Exercise goal: Reproduce each of the lines word for word.

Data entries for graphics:
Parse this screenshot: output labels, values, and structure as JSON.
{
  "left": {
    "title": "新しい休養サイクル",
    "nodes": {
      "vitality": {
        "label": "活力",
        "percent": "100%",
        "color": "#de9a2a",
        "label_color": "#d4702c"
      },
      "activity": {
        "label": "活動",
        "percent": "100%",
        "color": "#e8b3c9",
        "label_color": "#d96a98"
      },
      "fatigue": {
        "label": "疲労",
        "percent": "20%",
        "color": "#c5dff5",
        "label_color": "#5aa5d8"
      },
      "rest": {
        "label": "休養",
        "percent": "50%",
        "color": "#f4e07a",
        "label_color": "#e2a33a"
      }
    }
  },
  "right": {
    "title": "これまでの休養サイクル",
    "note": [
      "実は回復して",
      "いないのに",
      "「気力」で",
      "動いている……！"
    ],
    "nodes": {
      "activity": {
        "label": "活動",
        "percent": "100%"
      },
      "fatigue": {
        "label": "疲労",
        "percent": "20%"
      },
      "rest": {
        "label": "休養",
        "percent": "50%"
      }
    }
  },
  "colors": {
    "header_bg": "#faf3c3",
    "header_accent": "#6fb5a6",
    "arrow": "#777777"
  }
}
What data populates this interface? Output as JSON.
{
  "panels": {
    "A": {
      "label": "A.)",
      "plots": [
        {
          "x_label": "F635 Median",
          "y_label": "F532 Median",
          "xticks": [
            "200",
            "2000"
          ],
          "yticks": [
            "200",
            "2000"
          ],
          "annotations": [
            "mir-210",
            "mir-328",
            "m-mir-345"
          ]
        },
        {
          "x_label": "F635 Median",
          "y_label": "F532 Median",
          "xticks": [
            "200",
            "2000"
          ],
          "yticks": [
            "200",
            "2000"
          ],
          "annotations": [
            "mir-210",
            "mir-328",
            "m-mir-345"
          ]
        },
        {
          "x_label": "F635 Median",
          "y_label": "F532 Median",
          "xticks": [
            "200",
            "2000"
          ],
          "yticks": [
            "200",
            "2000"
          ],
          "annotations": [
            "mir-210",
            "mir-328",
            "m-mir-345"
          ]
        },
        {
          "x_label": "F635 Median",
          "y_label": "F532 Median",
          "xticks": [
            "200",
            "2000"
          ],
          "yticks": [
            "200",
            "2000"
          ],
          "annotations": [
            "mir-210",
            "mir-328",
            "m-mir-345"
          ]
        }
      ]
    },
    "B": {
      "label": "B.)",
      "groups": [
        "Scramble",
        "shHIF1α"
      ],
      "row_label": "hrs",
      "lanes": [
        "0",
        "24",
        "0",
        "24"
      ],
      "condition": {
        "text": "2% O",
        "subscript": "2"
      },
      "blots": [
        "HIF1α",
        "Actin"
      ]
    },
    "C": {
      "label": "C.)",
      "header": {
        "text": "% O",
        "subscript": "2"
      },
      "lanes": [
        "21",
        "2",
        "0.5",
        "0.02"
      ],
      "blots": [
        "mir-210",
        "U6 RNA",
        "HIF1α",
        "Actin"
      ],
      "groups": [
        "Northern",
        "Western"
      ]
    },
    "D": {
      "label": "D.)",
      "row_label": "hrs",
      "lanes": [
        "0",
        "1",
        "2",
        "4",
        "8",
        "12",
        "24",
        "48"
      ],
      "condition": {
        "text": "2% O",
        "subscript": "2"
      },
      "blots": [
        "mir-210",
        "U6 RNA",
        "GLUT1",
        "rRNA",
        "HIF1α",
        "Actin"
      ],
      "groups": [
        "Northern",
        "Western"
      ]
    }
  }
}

Reply:
Parse this screenshot: output labels, values, and structure as JSON.
{
  "left": {
    "title": "新しい休養サイクル",
    "nodes": {
      "vitality": {
        "label": "活力",
        "percent": "100%",
        "color": "#de9a2a",
        "label_color": "#d4702c"
      },
      "activity": {
        "label": "活動",
        "percent": "100%",
        "color": "#e8b3c9",
        "label_color": "#d96a98"
      },
      "fatigue": {
        "label": "疲労",
        "percent": "20%",
        "color": "#c5dff5",
        "label_color": "#5aa5d8"
      },
      "rest": {
        "label": "休養",
        "percent": "50%",
        "color": "#f4e07a",
        "label_color": "#e2a33a"
      }
    }
  },
  "right": {
    "title": "これまでの休養サイクル",
    "note": [
      "実は回復して",
      "いないのに",
      "「気力」で",
      "動いている……！"
    ],
    "nodes": {
      "activity": {
        "label": "活動",
        "percent": "100%"
      },
      "fatigue": {
        "label": "疲労",
        "percent": "20%"
      },
      "rest": {
        "label": "休養",
        "percent": "50%"
      }
    }
  },
  "colors": {
    "header_bg": "#faf3c3",
    "header_accent": "#6fb5a6",
    "arrow": "#777777"
  }
}
What data populates this interface? Output as JSON.
{
  "panels": {
    "A": {
      "label": "A.)",
      "plots": [
        {
          "x_label": "F635 Median",
          "y_label": "F532 Median",
          "xticks": [
            "200",
            "2000"
          ],
          "yticks": [
            "200",
            "2000"
          ],
          "annotations": [
            "mir-210",
            "mir-328",
            "m-mir-345"
          ]
        },
        {
          "x_label": "F635 Median",
          "y_label": "F532 Median",
          "xticks": [
            "200",
            "2000"
          ],
          "yticks": [
            "200",
            "2000"
          ],
          "annotations": [
            "mir-210",
            "mir-328",
            "m-mir-345"
          ]
        },
        {
          "x_label": "F635 Median",
          "y_label": "F532 Median",
          "xticks": [
            "200",
            "2000"
          ],
          "yticks": [
            "200",
            "2000"
          ],
          "annotations": [
            "mir-210",
            "mir-328",
            "m-mir-345"
          ]
        },
        {
          "x_label": "F635 Median",
          "y_label": "F532 Median",
          "xticks": [
            "200",
            "2000"
          ],
          "yticks": [
            "200",
            "2000"
          ],
          "annotations": [
            "mir-210",
            "mir-328",
            "m-mir-345"
          ]
        }
      ]
    },
    "B": {
      "label": "B.)",
      "groups": [
        "Scramble",
        "shHIF1α"
      ],
      "row_label": "hrs",
      "lanes": [
        "0",
        "24",
        "0",
        "24"
      ],
      "condition": {
        "text": "2% O",
        "subscript": "2"
      },
      "blots": [
        "HIF1α",
        "Actin"
      ]
    },
    "C": {
      "label": "C.)",
      "header": {
        "text": "% O",
        "subscript": "2"
      },
      "lanes": [
        "21",
        "2",
        "0.5",
        "0.02"
      ],
      "blots": [
        "mir-210",
        "U6 RNA",
        "HIF1α",
        "Actin"
      ],
      "groups": [
        "Northern",
        "Western"
      ]
    },
    "D": {
      "label": "D.)",
      "row_label": "hrs",
      "lanes": [
        "0",
        "1",
        "2",
        "4",
        "8",
        "12",
        "24",
        "48"
      ],
      "condition": {
        "text": "2% O",
        "subscript": "2"
      },
      "blots": [
        "mir-210",
        "U6 RNA",
        "GLUT1",
        "rRNA",
        "HIF1α",
        "Actin"
      ],
      "groups": [
        "Northern",
        "Western"
      ]
    }
  }
}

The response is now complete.